Task to complete: Reproduce all lines of the listing below in which the word "quién" occurs.

_ _ _ _ _

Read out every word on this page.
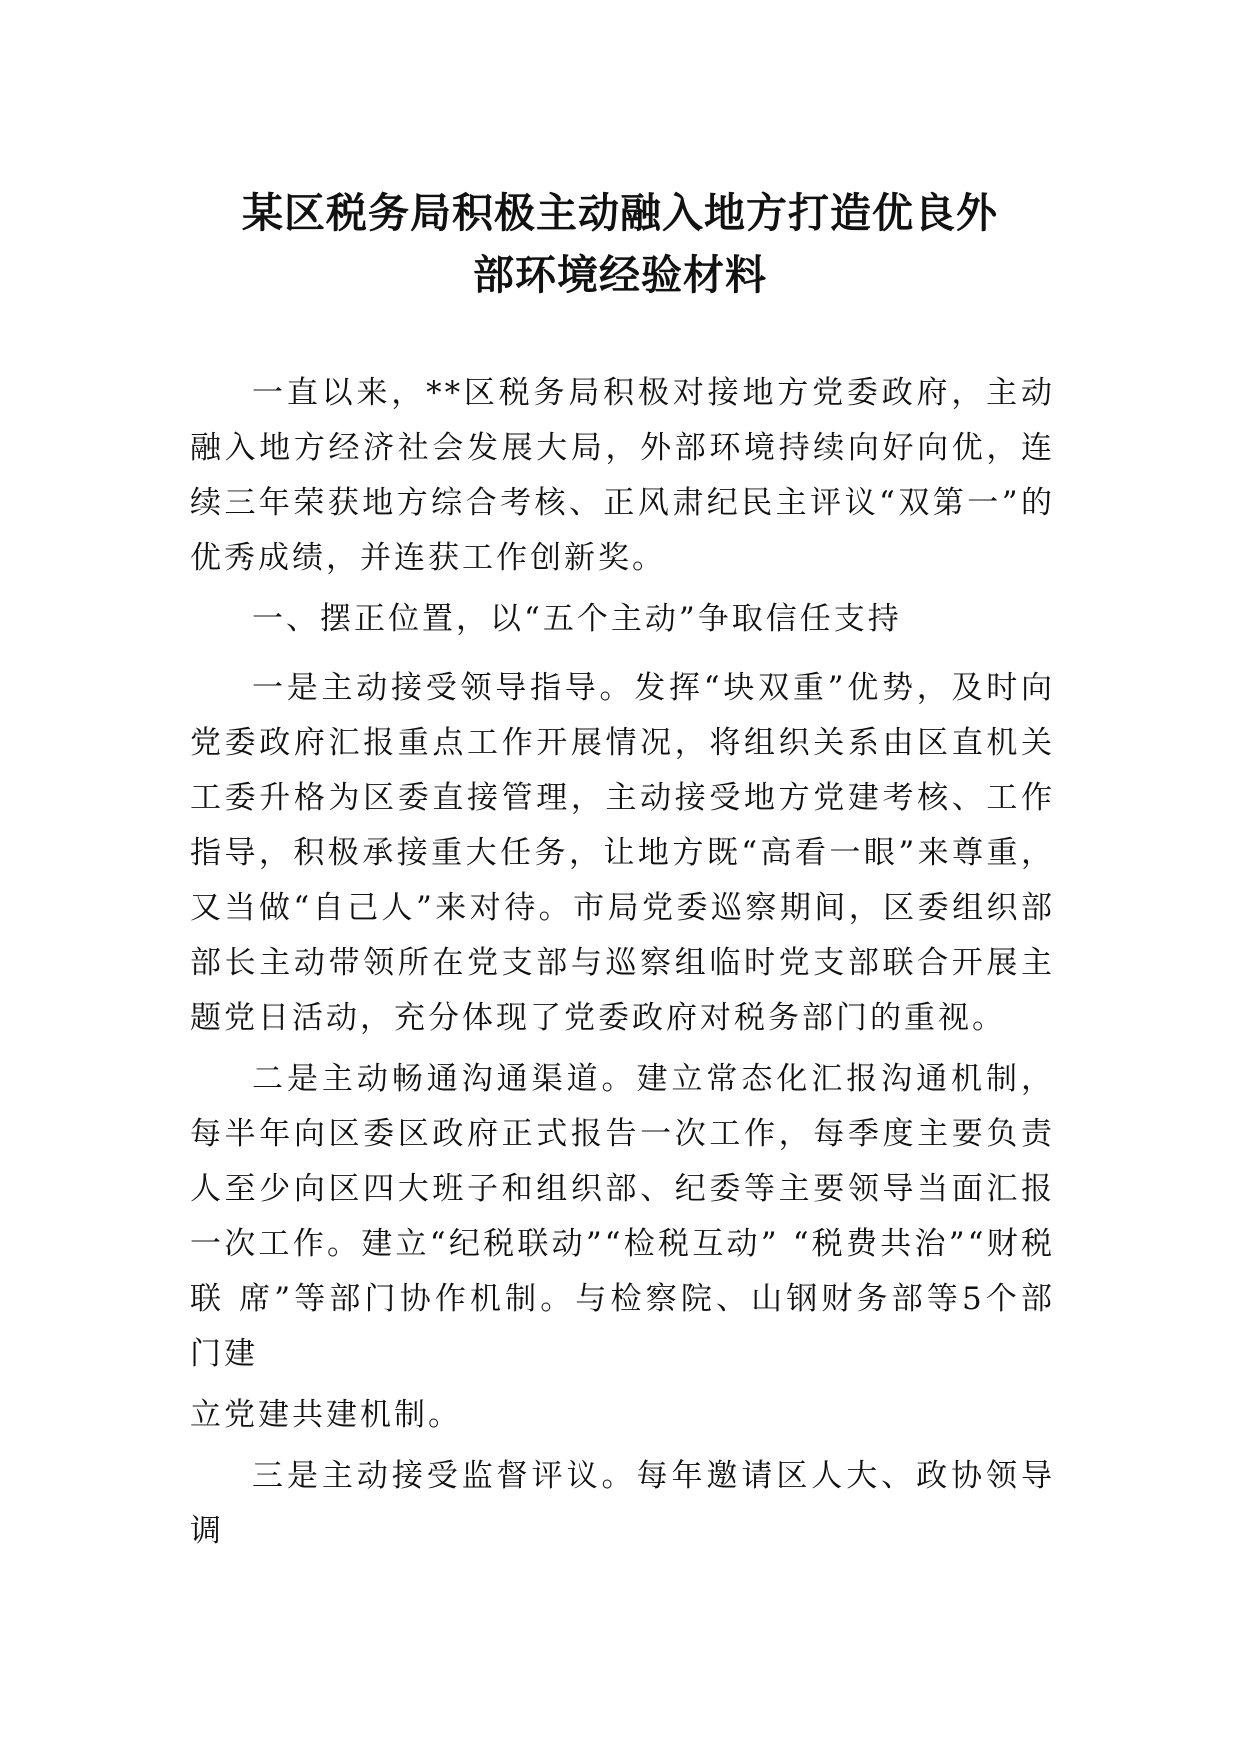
某区税务局积极主动融入地方打造优良外
部环境经验材料

一直以来，**区税务局积极对接地方党委政府，主动融入地方经济社会发展大局，外部环境持续向好向优，连续三年荣获地方综合考核、正风肃纪民主评议“双第一”的优秀成绩，并连获工作创新奖。

一、摆正位置，以“五个主动”争取信任支持

一是主动接受领导指导。发挥“块双重”优势，及时向党委政府汇报重点工作开展情况，将组织关系由区直机关工委升格为区委直接管理，主动接受地方党建考核、工作指导，积极承接重大任务，让地方既“高看一眼”来尊重，又当做“自己人”来对待。市局党委巡察期间，区委组织部部长主动带领所在党支部与巡察组临时党支部联合开展主题党日活动，充分体现了党委政府对税务部门的重视。

二是主动畅通沟通渠道。建立常态化汇报沟通机制，每半年向区委区政府正式报告一次工作，每季度主要负责人至少向区四大班子和组织部、纪委等主要领导当面汇报一次工作。建立“纪税联动”“检税互动” “税费共治”“财税联 席”等部门协作机制。与检察院、山钢财务部等5个部门建

立党建共建机制。

三是主动接受监督评议。每年邀请区人大、政协领导调
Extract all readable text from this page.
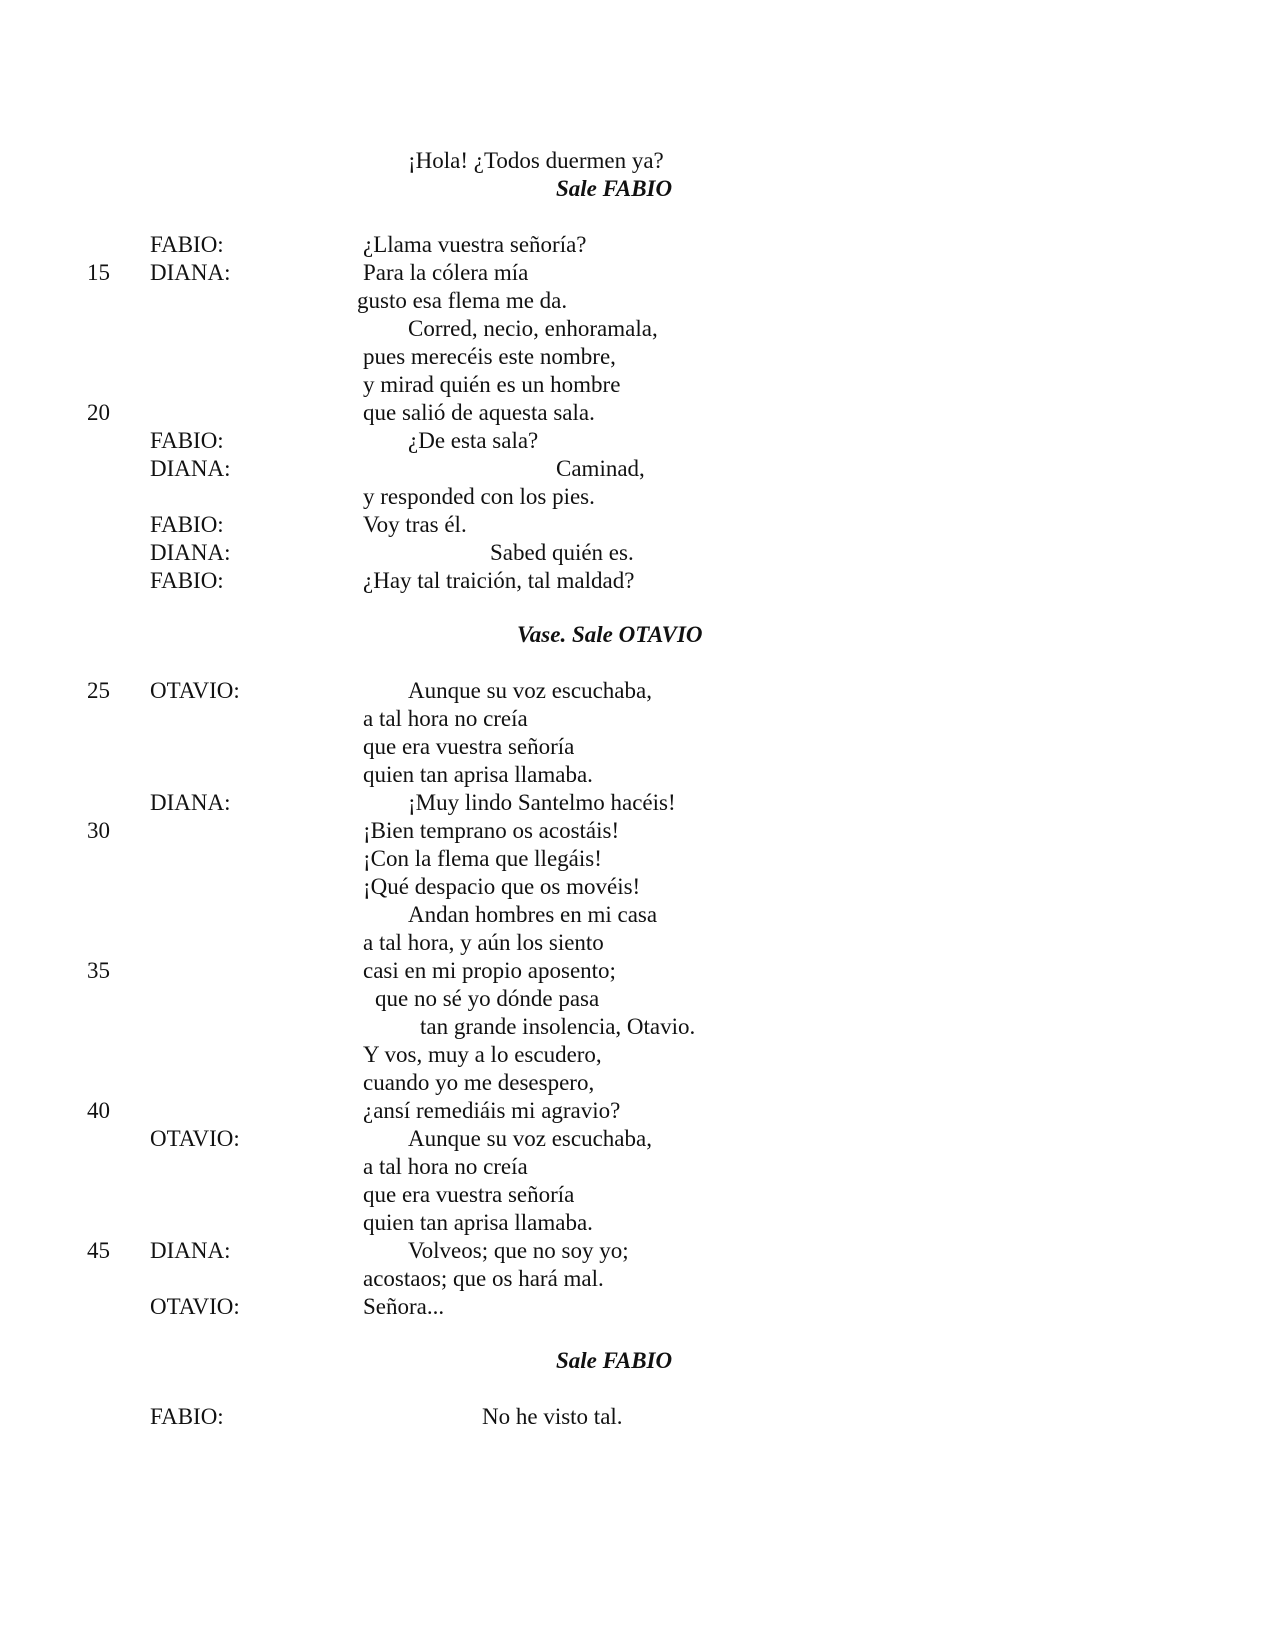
¡Hola! ¿Todos duermen ya?
Sale FABIO
FABIO:	¿Llama vuestra señoría?
15 DIANA:	Para la cólera mía
gusto esa flema me da.
Corred, necio, enhoramala,
pues merecéis este nombre,
y mirad quién es un hombre
20	que salió de aquesta sala.
FABIO:	¿De esta sala?
DIANA:	Caminad,
y responded con los pies.
FABIO:	Voy tras él.
DIANA:	Sabed quién es.
FABIO:	¿Hay tal traición, tal maldad?
Vase. Sale OTAVIO
25 OTAVIO:	Aunque su voz escuchaba,
a tal hora no creía
que era vuestra señoría
quien tan aprisa llamaba.
DIANA:	¡Muy lindo Santelmo hacéis!
30	¡Bien temprano os acostáis!
¡Con la flema que llegáis!
¡Qué despacio que os movéis!
Andan hombres en mi casa
a tal hora, y aún los siento
35	casi en mi propio aposento;
que no sé yo dónde pasa
tan grande insolencia, Otavio.
Y vos, muy a lo escudero,
cuando yo me desespero,
40	¿ansí remediáis mi agravio?
OTAVIO:	Aunque su voz escuchaba,
a tal hora no creía
que era vuestra señoría
quien tan aprisa llamaba.
45 DIANA:	Volveos; que no soy yo;
acostaos; que os hará mal.
OTAVIO:	Señora...
Sale FABIO
FABIO:	No he visto tal.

_ _ _ _ _

Answer to this problem:
y mirad quién es un hombre
DIANA:	Sabed quién es.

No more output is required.